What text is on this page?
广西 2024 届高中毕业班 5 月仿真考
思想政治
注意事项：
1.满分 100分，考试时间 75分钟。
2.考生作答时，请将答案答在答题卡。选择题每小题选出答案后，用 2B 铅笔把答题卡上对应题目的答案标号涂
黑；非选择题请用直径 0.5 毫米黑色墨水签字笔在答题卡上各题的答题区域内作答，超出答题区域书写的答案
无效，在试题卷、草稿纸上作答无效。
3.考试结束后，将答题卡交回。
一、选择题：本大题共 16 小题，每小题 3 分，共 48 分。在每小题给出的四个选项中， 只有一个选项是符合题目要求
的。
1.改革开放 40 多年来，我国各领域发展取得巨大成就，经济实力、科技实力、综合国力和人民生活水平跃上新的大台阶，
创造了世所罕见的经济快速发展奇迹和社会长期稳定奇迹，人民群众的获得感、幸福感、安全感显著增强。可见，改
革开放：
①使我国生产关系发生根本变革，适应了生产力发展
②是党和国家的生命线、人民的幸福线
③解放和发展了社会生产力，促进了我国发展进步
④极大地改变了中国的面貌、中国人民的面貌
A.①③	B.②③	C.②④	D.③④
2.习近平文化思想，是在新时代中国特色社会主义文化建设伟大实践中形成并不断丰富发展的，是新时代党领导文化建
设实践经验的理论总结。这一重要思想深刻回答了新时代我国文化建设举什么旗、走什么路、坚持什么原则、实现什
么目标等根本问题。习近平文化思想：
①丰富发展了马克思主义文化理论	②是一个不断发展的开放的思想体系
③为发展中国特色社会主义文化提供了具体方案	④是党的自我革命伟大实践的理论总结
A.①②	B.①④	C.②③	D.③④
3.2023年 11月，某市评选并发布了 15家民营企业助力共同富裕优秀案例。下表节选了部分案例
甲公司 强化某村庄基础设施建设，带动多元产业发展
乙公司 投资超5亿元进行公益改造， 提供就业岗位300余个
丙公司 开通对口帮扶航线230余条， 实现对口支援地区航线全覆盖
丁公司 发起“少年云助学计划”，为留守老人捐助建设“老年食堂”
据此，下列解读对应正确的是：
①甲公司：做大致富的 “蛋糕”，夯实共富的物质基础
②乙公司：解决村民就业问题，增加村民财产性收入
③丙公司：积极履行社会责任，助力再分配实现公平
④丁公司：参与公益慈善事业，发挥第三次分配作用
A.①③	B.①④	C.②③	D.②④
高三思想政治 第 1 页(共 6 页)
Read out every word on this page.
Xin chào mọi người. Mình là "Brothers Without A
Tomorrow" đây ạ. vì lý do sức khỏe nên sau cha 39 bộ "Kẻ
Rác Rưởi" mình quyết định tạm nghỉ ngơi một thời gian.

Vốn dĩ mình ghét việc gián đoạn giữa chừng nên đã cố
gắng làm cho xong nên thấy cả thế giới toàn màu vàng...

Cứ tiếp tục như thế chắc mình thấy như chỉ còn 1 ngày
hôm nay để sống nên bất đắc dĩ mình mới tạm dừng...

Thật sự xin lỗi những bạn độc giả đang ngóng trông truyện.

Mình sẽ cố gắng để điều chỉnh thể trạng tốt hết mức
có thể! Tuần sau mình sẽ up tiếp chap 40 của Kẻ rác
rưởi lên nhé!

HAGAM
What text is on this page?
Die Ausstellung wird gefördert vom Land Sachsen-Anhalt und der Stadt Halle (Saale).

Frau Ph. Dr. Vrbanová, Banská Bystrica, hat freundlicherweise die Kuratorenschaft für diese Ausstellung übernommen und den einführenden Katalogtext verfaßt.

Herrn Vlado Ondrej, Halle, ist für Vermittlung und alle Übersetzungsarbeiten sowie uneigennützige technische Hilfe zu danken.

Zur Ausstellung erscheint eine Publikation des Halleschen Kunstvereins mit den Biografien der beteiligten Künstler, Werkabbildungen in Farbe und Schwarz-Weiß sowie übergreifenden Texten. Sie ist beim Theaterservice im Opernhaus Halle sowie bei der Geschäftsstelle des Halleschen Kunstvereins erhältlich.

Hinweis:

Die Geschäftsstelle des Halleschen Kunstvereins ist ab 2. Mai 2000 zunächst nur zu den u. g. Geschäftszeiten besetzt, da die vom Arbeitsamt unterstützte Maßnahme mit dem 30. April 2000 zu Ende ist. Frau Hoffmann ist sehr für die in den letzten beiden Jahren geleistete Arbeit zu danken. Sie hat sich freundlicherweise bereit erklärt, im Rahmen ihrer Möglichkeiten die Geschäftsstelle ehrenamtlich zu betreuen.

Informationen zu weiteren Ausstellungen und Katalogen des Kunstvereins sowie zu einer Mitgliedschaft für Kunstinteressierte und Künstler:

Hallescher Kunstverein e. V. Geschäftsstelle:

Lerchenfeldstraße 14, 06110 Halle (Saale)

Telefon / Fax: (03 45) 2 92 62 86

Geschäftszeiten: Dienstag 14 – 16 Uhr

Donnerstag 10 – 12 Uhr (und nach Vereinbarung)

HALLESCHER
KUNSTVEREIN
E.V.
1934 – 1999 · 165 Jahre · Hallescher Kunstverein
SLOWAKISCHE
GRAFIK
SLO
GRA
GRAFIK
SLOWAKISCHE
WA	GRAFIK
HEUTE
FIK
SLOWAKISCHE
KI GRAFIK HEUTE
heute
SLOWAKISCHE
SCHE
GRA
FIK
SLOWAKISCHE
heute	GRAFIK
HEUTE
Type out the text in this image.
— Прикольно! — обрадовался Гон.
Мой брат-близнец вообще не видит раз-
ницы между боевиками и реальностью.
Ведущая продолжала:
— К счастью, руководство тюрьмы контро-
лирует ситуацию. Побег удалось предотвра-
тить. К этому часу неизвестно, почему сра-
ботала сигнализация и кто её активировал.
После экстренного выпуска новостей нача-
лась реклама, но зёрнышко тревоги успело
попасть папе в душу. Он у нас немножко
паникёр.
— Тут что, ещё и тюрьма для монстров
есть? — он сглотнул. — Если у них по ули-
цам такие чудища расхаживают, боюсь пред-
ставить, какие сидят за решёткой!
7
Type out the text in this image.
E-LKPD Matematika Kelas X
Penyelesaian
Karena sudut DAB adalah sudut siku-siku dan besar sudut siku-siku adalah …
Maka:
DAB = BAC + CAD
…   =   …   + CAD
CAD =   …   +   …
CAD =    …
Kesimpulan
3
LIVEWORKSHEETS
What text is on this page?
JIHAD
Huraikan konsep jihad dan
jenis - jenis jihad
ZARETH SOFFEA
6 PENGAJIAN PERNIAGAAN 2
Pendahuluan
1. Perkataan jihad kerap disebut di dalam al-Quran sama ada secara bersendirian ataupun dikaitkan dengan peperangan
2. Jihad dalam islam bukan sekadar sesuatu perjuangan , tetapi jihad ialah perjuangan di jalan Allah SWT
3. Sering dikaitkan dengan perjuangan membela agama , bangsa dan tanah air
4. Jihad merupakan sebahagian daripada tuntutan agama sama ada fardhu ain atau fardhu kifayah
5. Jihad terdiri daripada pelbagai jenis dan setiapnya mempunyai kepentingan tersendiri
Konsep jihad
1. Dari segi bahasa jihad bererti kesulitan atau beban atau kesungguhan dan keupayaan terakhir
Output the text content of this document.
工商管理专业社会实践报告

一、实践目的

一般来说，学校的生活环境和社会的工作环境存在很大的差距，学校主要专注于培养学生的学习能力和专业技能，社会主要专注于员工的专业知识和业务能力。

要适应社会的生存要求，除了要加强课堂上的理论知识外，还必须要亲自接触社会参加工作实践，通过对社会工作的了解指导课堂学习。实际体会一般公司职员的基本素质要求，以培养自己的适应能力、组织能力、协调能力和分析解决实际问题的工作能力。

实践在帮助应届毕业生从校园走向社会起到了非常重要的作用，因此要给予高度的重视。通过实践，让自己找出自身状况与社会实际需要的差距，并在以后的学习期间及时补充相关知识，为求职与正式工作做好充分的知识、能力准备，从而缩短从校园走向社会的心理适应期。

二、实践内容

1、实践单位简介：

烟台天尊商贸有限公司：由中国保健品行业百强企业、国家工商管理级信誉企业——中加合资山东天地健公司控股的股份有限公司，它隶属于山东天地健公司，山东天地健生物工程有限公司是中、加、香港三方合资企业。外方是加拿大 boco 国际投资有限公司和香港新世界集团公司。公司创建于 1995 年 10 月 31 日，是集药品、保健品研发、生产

.....

EXERCISE AIM » Find each line that has the word "dalam", then copy it out.

COMPLETED TASK »
1. Perkataan jihad kerap disebut di dalam al-Quran sama ada secara bersendirian ataupun dikaitkan dengan peperangan
2. Jihad dalam islam bukan sekadar sesuatu perjuangan , tetapi jihad ialah perjuangan di jalan Allah SWT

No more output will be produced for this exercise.